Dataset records
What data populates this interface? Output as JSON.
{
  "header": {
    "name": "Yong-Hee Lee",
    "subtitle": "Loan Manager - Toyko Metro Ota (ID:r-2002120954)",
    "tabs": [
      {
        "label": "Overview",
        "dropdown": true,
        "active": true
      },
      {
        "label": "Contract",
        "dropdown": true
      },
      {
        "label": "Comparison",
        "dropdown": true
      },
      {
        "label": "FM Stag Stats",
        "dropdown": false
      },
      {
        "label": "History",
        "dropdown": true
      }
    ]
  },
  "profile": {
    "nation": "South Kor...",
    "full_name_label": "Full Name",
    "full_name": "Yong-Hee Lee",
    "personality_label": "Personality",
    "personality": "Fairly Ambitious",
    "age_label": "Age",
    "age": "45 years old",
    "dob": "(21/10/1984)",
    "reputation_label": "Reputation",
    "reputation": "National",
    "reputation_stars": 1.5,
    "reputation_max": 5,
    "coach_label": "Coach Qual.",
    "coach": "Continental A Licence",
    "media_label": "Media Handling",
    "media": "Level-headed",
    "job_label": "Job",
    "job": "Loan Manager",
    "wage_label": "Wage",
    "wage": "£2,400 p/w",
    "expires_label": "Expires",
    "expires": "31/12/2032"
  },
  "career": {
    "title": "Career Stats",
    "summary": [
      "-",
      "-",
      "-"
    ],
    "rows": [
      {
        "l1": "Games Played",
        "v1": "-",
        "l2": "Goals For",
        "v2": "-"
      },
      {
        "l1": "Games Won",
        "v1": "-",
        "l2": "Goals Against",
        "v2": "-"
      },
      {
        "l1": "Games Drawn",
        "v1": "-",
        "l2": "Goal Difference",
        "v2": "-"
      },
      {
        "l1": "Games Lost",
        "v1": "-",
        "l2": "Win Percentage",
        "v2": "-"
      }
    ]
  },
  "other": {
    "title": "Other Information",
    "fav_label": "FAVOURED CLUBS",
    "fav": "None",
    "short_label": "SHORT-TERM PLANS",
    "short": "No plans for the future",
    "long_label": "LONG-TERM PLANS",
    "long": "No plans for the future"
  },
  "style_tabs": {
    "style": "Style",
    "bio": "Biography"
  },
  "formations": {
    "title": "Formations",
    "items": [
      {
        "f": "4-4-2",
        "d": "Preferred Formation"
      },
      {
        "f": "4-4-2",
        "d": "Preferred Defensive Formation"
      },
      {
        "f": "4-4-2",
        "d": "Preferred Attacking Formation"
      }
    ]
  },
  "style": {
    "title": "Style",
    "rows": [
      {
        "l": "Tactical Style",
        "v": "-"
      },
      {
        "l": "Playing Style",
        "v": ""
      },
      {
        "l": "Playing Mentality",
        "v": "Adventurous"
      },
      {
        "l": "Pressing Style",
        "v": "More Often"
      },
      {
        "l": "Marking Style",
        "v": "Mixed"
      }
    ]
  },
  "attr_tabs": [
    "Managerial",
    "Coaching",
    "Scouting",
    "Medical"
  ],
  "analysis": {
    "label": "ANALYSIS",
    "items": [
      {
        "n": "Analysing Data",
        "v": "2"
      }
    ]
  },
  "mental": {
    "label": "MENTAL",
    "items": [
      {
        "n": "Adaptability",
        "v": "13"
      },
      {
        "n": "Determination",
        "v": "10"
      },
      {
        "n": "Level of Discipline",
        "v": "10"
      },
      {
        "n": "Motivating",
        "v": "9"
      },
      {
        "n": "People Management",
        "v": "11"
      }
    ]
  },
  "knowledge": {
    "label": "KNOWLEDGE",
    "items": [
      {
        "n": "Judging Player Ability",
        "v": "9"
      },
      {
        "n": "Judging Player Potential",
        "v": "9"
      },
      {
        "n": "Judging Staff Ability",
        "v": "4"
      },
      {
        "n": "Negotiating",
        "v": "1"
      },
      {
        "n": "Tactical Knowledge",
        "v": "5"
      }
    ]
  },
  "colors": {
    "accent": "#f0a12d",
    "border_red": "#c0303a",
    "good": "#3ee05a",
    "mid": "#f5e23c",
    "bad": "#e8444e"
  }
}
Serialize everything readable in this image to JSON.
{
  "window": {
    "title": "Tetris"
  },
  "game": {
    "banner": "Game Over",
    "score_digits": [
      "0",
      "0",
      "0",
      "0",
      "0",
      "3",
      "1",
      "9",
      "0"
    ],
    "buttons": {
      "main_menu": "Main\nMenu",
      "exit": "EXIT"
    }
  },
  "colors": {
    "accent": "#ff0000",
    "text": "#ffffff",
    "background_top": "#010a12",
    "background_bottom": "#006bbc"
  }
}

TASK DIRECTIONS
Your task is to retype all the records above with nothing left out.

EXERCISE RESULT
What data populates this interface? Output as JSON.
{
  "header": {
    "name": "Yong-Hee Lee",
    "subtitle": "Loan Manager - Toyko Metro Ota (ID:r-2002120954)",
    "tabs": [
      {
        "label": "Overview",
        "dropdown": true,
        "active": true
      },
      {
        "label": "Contract",
        "dropdown": true
      },
      {
        "label": "Comparison",
        "dropdown": true
      },
      {
        "label": "FM Stag Stats",
        "dropdown": false
      },
      {
        "label": "History",
        "dropdown": true
      }
    ]
  },
  "profile": {
    "nation": "South Kor...",
    "full_name_label": "Full Name",
    "full_name": "Yong-Hee Lee",
    "personality_label": "Personality",
    "personality": "Fairly Ambitious",
    "age_label": "Age",
    "age": "45 years old",
    "dob": "(21/10/1984)",
    "reputation_label": "Reputation",
    "reputation": "National",
    "reputation_stars": 1.5,
    "reputation_max": 5,
    "coach_label": "Coach Qual.",
    "coach": "Continental A Licence",
    "media_label": "Media Handling",
    "media": "Level-headed",
    "job_label": "Job",
    "job": "Loan Manager",
    "wage_label": "Wage",
    "wage": "£2,400 p/w",
    "expires_label": "Expires",
    "expires": "31/12/2032"
  },
  "career": {
    "title": "Career Stats",
    "summary": [
      "-",
      "-",
      "-"
    ],
    "rows": [
      {
        "l1": "Games Played",
        "v1": "-",
        "l2": "Goals For",
        "v2": "-"
      },
      {
        "l1": "Games Won",
        "v1": "-",
        "l2": "Goals Against",
        "v2": "-"
      },
      {
        "l1": "Games Drawn",
        "v1": "-",
        "l2": "Goal Difference",
        "v2": "-"
      },
      {
        "l1": "Games Lost",
        "v1": "-",
        "l2": "Win Percentage",
        "v2": "-"
      }
    ]
  },
  "other": {
    "title": "Other Information",
    "fav_label": "FAVOURED CLUBS",
    "fav": "None",
    "short_label": "SHORT-TERM PLANS",
    "short": "No plans for the future",
    "long_label": "LONG-TERM PLANS",
    "long": "No plans for the future"
  },
  "style_tabs": {
    "style": "Style",
    "bio": "Biography"
  },
  "formations": {
    "title": "Formations",
    "items": [
      {
        "f": "4-4-2",
        "d": "Preferred Formation"
      },
      {
        "f": "4-4-2",
        "d": "Preferred Defensive Formation"
      },
      {
        "f": "4-4-2",
        "d": "Preferred Attacking Formation"
      }
    ]
  },
  "style": {
    "title": "Style",
    "rows": [
      {
        "l": "Tactical Style",
        "v": "-"
      },
      {
        "l": "Playing Style",
        "v": ""
      },
      {
        "l": "Playing Mentality",
        "v": "Adventurous"
      },
      {
        "l": "Pressing Style",
        "v": "More Often"
      },
      {
        "l": "Marking Style",
        "v": "Mixed"
      }
    ]
  },
  "attr_tabs": [
    "Managerial",
    "Coaching",
    "Scouting",
    "Medical"
  ],
  "analysis": {
    "label": "ANALYSIS",
    "items": [
      {
        "n": "Analysing Data",
        "v": "2"
      }
    ]
  },
  "mental": {
    "label": "MENTAL",
    "items": [
      {
        "n": "Adaptability",
        "v": "13"
      },
      {
        "n": "Determination",
        "v": "10"
      },
      {
        "n": "Level of Discipline",
        "v": "10"
      },
      {
        "n": "Motivating",
        "v": "9"
      },
      {
        "n": "People Management",
        "v": "11"
      }
    ]
  },
  "knowledge": {
    "label": "KNOWLEDGE",
    "items": [
      {
        "n": "Judging Player Ability",
        "v": "9"
      },
      {
        "n": "Judging Player Potential",
        "v": "9"
      },
      {
        "n": "Judging Staff Ability",
        "v": "4"
      },
      {
        "n": "Negotiating",
        "v": "1"
      },
      {
        "n": "Tactical Knowledge",
        "v": "5"
      }
    ]
  },
  "colors": {
    "accent": "#f0a12d",
    "border_red": "#c0303a",
    "good": "#3ee05a",
    "mid": "#f5e23c",
    "bad": "#e8444e"
  }
}
Serialize everything readable in this image to JSON.
{
  "window": {
    "title": "Tetris"
  },
  "game": {
    "banner": "Game Over",
    "score_digits": [
      "0",
      "0",
      "0",
      "0",
      "0",
      "3",
      "1",
      "9",
      "0"
    ],
    "buttons": {
      "main_menu": "Main\nMenu",
      "exit": "EXIT"
    }
  },
  "colors": {
    "accent": "#ff0000",
    "text": "#ffffff",
    "background_top": "#010a12",
    "background_bottom": "#006bbc"
  }
}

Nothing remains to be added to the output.